Collected data entries:
# # # #
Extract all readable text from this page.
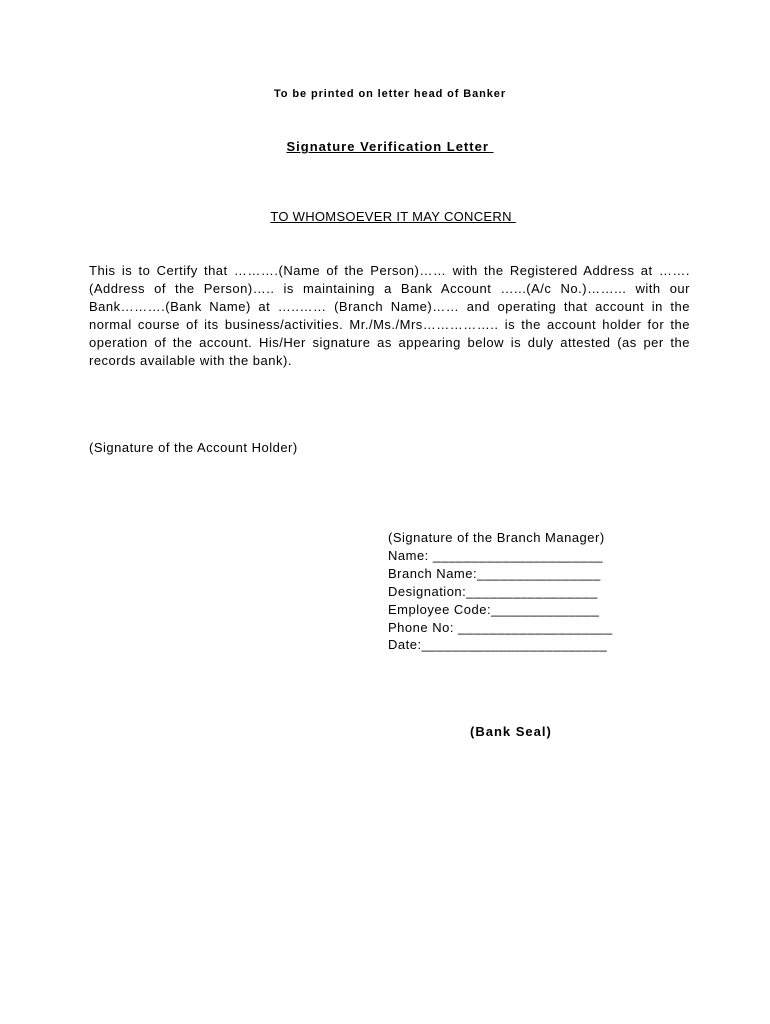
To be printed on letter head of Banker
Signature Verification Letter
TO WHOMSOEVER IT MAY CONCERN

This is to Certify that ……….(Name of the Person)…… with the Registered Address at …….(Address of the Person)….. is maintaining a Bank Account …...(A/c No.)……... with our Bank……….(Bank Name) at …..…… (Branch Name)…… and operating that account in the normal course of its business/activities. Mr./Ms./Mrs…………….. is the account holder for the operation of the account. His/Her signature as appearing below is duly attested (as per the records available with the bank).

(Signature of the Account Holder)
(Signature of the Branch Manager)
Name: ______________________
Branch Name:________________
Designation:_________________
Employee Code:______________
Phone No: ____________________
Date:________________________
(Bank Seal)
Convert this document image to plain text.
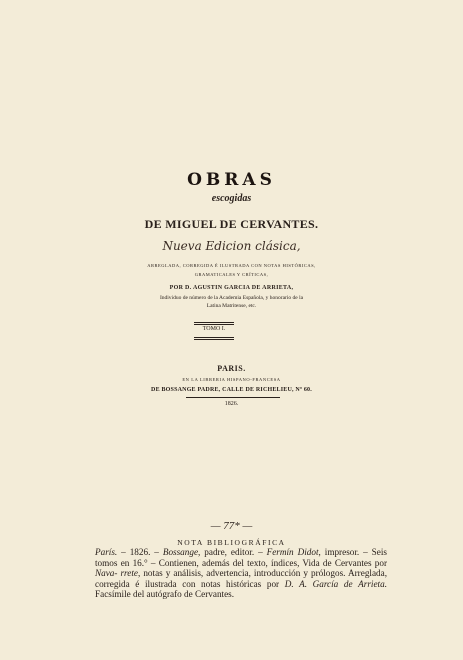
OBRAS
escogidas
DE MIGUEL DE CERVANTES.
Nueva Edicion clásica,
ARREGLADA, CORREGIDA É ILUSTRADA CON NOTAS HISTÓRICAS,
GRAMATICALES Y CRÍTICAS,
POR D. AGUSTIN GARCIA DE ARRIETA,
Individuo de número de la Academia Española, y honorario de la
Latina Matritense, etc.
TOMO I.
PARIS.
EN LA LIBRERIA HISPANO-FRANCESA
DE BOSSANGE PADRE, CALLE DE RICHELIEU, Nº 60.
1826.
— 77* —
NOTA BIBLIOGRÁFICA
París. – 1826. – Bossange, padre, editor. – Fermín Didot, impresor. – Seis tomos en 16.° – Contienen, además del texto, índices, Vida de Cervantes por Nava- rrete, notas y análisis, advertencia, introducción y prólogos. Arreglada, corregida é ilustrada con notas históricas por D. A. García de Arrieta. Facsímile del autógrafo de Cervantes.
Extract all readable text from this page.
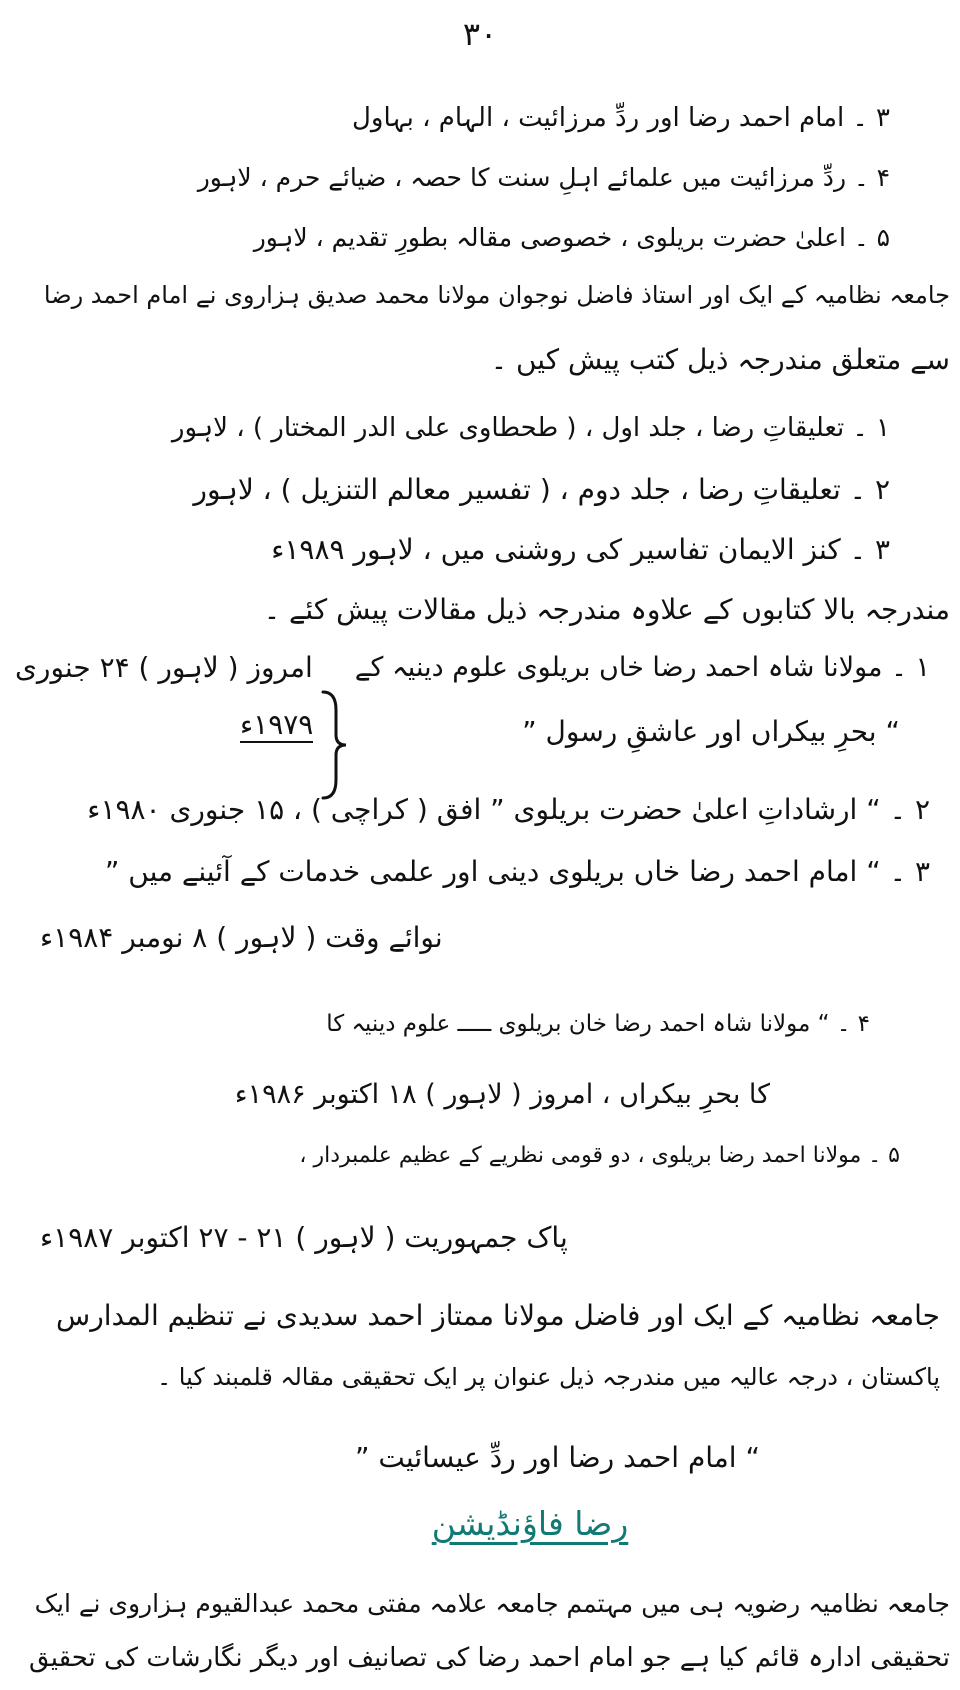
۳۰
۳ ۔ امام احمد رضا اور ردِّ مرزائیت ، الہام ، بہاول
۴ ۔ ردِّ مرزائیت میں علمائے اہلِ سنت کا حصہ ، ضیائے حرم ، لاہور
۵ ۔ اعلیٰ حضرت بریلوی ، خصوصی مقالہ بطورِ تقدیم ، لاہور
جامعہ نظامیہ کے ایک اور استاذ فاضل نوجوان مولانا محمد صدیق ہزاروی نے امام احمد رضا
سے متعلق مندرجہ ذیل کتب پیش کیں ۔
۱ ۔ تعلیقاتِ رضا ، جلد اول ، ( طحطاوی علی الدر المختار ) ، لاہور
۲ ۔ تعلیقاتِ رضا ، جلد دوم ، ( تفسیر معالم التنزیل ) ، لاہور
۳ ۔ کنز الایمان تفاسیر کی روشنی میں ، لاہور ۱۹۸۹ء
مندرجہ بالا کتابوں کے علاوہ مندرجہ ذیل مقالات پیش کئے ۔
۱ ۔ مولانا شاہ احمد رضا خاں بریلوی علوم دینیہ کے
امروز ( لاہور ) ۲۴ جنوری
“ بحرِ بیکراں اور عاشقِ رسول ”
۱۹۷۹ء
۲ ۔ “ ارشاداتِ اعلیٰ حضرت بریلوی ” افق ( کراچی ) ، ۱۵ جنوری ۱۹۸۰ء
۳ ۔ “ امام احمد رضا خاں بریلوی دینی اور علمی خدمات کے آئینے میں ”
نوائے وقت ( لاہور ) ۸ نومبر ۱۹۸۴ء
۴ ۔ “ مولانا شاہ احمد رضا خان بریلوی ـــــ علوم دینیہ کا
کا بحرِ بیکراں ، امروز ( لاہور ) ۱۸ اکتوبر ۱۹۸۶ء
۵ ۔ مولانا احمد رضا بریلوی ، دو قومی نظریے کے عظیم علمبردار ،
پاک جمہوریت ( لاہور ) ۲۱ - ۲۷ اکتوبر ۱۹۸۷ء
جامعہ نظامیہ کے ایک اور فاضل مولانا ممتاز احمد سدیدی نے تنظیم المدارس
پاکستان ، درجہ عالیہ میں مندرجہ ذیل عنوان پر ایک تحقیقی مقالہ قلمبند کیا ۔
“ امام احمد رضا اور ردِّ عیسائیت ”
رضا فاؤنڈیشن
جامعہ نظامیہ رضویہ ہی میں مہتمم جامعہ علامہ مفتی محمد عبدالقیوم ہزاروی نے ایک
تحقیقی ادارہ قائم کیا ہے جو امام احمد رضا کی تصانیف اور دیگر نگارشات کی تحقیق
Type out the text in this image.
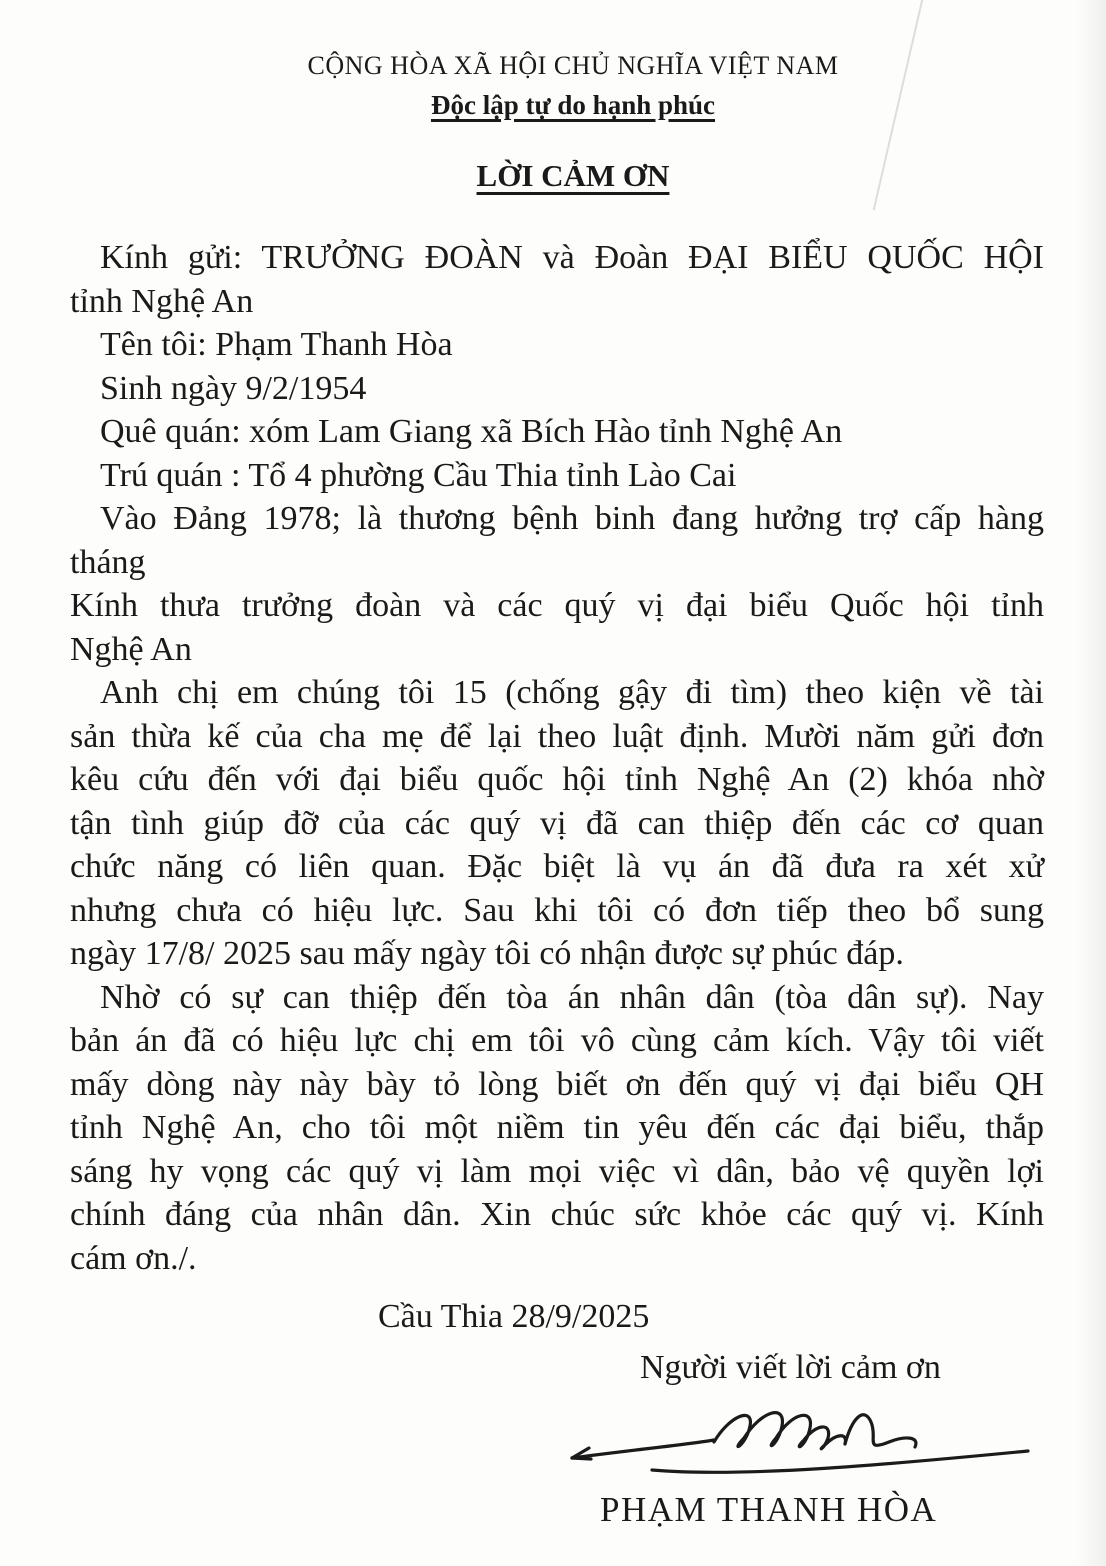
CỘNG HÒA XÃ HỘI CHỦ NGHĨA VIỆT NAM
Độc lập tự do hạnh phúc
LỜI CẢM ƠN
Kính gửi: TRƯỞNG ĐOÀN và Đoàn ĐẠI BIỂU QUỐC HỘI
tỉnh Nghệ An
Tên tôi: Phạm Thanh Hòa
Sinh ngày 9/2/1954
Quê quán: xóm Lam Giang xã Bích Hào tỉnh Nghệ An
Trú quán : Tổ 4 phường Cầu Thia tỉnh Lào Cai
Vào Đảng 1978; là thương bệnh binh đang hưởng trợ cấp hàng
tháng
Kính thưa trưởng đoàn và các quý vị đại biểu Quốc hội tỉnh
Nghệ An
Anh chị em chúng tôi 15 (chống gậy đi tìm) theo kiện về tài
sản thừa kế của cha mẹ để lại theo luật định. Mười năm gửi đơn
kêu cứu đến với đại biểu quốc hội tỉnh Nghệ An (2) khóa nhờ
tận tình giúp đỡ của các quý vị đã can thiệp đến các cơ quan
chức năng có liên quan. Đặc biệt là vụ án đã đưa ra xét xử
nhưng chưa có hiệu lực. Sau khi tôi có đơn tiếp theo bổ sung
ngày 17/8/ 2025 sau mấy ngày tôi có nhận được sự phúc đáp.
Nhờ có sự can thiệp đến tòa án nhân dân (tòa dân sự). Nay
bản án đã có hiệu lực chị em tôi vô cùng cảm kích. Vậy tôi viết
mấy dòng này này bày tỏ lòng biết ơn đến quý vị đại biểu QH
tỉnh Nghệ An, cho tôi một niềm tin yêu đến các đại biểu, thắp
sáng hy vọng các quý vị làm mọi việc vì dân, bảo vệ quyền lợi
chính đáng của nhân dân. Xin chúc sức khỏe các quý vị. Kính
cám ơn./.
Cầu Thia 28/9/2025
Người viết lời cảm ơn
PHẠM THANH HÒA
# # # #
_Directions for this task_
Which lines in the listing above hold the word "phúc"? Show each of them.

_Problem solution_
Độc lập tự do hạnh phúc
ngày 17/8/ 2025 sau mấy ngày tôi có nhận được sự phúc đáp.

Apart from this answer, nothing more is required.